**Aim of the exercise:** With no omissions, write out every record given below.

**Task inputs:**
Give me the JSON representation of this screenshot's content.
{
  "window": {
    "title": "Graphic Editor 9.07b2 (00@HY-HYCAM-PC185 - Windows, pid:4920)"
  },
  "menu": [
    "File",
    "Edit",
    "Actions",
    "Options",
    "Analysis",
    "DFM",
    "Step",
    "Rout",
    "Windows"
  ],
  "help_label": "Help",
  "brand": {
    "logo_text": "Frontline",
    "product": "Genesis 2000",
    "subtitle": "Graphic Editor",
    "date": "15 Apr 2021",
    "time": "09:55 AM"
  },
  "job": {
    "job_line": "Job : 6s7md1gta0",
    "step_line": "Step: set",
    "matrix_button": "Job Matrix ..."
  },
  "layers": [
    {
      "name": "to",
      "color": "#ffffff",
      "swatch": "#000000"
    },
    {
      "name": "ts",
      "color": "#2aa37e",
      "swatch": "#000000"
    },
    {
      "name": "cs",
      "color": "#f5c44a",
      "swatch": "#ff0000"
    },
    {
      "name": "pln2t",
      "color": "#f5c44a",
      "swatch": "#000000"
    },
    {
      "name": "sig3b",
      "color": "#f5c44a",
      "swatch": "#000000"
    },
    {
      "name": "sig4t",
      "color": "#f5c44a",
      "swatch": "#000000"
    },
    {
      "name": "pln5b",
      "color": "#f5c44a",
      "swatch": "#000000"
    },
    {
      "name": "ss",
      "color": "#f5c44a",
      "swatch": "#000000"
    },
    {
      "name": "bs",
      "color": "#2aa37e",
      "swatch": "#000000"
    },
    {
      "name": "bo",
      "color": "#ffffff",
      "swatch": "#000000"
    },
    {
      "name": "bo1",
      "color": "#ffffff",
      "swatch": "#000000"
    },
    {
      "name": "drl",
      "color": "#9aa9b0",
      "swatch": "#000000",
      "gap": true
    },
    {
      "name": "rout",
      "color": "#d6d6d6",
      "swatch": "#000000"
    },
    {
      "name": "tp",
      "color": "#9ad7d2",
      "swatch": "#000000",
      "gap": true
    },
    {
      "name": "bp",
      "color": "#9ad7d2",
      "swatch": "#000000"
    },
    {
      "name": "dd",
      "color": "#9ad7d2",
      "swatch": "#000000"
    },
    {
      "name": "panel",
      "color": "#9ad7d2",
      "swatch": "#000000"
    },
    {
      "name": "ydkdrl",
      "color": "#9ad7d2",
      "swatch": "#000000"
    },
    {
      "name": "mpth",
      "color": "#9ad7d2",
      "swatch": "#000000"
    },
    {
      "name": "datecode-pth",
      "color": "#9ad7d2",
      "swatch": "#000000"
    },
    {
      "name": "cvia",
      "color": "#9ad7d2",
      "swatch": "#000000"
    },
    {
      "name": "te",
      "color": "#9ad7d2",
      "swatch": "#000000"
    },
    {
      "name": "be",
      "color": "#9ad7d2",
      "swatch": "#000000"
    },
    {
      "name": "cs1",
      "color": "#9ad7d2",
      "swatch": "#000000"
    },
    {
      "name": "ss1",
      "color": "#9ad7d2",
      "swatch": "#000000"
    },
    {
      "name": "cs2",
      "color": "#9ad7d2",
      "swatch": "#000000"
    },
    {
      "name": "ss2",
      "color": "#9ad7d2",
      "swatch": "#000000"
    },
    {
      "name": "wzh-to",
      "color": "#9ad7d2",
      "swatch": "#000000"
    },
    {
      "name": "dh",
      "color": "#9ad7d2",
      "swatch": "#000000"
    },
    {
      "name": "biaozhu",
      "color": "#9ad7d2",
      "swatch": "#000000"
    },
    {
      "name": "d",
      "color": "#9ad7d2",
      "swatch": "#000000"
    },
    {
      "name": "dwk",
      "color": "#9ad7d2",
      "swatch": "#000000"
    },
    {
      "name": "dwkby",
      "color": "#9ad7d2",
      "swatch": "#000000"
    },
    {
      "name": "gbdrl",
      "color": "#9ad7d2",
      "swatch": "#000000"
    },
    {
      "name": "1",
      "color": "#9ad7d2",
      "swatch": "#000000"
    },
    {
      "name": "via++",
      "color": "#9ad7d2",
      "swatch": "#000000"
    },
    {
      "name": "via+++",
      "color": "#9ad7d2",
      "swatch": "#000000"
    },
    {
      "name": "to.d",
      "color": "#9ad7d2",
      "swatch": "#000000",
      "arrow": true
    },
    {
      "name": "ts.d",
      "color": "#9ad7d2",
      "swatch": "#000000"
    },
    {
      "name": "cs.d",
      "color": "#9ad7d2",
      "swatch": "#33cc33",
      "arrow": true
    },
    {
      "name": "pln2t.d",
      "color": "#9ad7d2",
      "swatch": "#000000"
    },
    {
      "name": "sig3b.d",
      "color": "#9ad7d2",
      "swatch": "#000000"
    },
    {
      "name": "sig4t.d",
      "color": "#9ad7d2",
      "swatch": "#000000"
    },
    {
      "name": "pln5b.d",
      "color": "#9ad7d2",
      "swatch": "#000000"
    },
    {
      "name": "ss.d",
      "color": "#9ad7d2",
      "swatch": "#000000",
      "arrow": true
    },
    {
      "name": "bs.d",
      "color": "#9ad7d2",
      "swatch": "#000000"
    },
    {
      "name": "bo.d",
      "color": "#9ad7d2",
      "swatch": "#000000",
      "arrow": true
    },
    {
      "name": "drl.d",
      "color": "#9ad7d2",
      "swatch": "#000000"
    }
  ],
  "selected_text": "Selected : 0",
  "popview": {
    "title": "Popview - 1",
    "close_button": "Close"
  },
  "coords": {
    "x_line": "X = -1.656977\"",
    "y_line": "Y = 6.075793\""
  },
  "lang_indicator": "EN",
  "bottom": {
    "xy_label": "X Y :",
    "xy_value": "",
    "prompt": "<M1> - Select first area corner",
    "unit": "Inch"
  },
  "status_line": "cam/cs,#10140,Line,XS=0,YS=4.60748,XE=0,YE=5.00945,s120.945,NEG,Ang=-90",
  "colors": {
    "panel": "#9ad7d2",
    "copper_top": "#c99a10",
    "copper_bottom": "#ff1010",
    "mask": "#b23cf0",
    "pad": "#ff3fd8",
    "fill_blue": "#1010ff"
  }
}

**Problem solution:**
Give me the JSON representation of this screenshot's content.
{
  "window": {
    "title": "Graphic Editor 9.07b2 (00@HY-HYCAM-PC185 - Windows, pid:4920)"
  },
  "menu": [
    "File",
    "Edit",
    "Actions",
    "Options",
    "Analysis",
    "DFM",
    "Step",
    "Rout",
    "Windows"
  ],
  "help_label": "Help",
  "brand": {
    "logo_text": "Frontline",
    "product": "Genesis 2000",
    "subtitle": "Graphic Editor",
    "date": "15 Apr 2021",
    "time": "09:55 AM"
  },
  "job": {
    "job_line": "Job : 6s7md1gta0",
    "step_line": "Step: set",
    "matrix_button": "Job Matrix ..."
  },
  "layers": [
    {
      "name": "to",
      "color": "#ffffff",
      "swatch": "#000000"
    },
    {
      "name": "ts",
      "color": "#2aa37e",
      "swatch": "#000000"
    },
    {
      "name": "cs",
      "color": "#f5c44a",
      "swatch": "#ff0000"
    },
    {
      "name": "pln2t",
      "color": "#f5c44a",
      "swatch": "#000000"
    },
    {
      "name": "sig3b",
      "color": "#f5c44a",
      "swatch": "#000000"
    },
    {
      "name": "sig4t",
      "color": "#f5c44a",
      "swatch": "#000000"
    },
    {
      "name": "pln5b",
      "color": "#f5c44a",
      "swatch": "#000000"
    },
    {
      "name": "ss",
      "color": "#f5c44a",
      "swatch": "#000000"
    },
    {
      "name": "bs",
      "color": "#2aa37e",
      "swatch": "#000000"
    },
    {
      "name": "bo",
      "color": "#ffffff",
      "swatch": "#000000"
    },
    {
      "name": "bo1",
      "color": "#ffffff",
      "swatch": "#000000"
    },
    {
      "name": "drl",
      "color": "#9aa9b0",
      "swatch": "#000000",
      "gap": true
    },
    {
      "name": "rout",
      "color": "#d6d6d6",
      "swatch": "#000000"
    },
    {
      "name": "tp",
      "color": "#9ad7d2",
      "swatch": "#000000",
      "gap": true
    },
    {
      "name": "bp",
      "color": "#9ad7d2",
      "swatch": "#000000"
    },
    {
      "name": "dd",
      "color": "#9ad7d2",
      "swatch": "#000000"
    },
    {
      "name": "panel",
      "color": "#9ad7d2",
      "swatch": "#000000"
    },
    {
      "name": "ydkdrl",
      "color": "#9ad7d2",
      "swatch": "#000000"
    },
    {
      "name": "mpth",
      "color": "#9ad7d2",
      "swatch": "#000000"
    },
    {
      "name": "datecode-pth",
      "color": "#9ad7d2",
      "swatch": "#000000"
    },
    {
      "name": "cvia",
      "color": "#9ad7d2",
      "swatch": "#000000"
    },
    {
      "name": "te",
      "color": "#9ad7d2",
      "swatch": "#000000"
    },
    {
      "name": "be",
      "color": "#9ad7d2",
      "swatch": "#000000"
    },
    {
      "name": "cs1",
      "color": "#9ad7d2",
      "swatch": "#000000"
    },
    {
      "name": "ss1",
      "color": "#9ad7d2",
      "swatch": "#000000"
    },
    {
      "name": "cs2",
      "color": "#9ad7d2",
      "swatch": "#000000"
    },
    {
      "name": "ss2",
      "color": "#9ad7d2",
      "swatch": "#000000"
    },
    {
      "name": "wzh-to",
      "color": "#9ad7d2",
      "swatch": "#000000"
    },
    {
      "name": "dh",
      "color": "#9ad7d2",
      "swatch": "#000000"
    },
    {
      "name": "biaozhu",
      "color": "#9ad7d2",
      "swatch": "#000000"
    },
    {
      "name": "d",
      "color": "#9ad7d2",
      "swatch": "#000000"
    },
    {
      "name": "dwk",
      "color": "#9ad7d2",
      "swatch": "#000000"
    },
    {
      "name": "dwkby",
      "color": "#9ad7d2",
      "swatch": "#000000"
    },
    {
      "name": "gbdrl",
      "color": "#9ad7d2",
      "swatch": "#000000"
    },
    {
      "name": "1",
      "color": "#9ad7d2",
      "swatch": "#000000"
    },
    {
      "name": "via++",
      "color": "#9ad7d2",
      "swatch": "#000000"
    },
    {
      "name": "via+++",
      "color": "#9ad7d2",
      "swatch": "#000000"
    },
    {
      "name": "to.d",
      "color": "#9ad7d2",
      "swatch": "#000000",
      "arrow": true
    },
    {
      "name": "ts.d",
      "color": "#9ad7d2",
      "swatch": "#000000"
    },
    {
      "name": "cs.d",
      "color": "#9ad7d2",
      "swatch": "#33cc33",
      "arrow": true
    },
    {
      "name": "pln2t.d",
      "color": "#9ad7d2",
      "swatch": "#000000"
    },
    {
      "name": "sig3b.d",
      "color": "#9ad7d2",
      "swatch": "#000000"
    },
    {
      "name": "sig4t.d",
      "color": "#9ad7d2",
      "swatch": "#000000"
    },
    {
      "name": "pln5b.d",
      "color": "#9ad7d2",
      "swatch": "#000000"
    },
    {
      "name": "ss.d",
      "color": "#9ad7d2",
      "swatch": "#000000",
      "arrow": true
    },
    {
      "name": "bs.d",
      "color": "#9ad7d2",
      "swatch": "#000000"
    },
    {
      "name": "bo.d",
      "color": "#9ad7d2",
      "swatch": "#000000",
      "arrow": true
    },
    {
      "name": "drl.d",
      "color": "#9ad7d2",
      "swatch": "#000000"
    }
  ],
  "selected_text": "Selected : 0",
  "popview": {
    "title": "Popview - 1",
    "close_button": "Close"
  },
  "coords": {
    "x_line": "X = -1.656977\"",
    "y_line": "Y = 6.075793\""
  },
  "lang_indicator": "EN",
  "bottom": {
    "xy_label": "X Y :",
    "xy_value": "",
    "prompt": "<M1> - Select first area corner",
    "unit": "Inch"
  },
  "status_line": "cam/cs,#10140,Line,XS=0,YS=4.60748,XE=0,YE=5.00945,s120.945,NEG,Ang=-90",
  "colors": {
    "panel": "#9ad7d2",
    "copper_top": "#c99a10",
    "copper_bottom": "#ff1010",
    "mask": "#b23cf0",
    "pad": "#ff3fd8",
    "fill_blue": "#1010ff"
  }
}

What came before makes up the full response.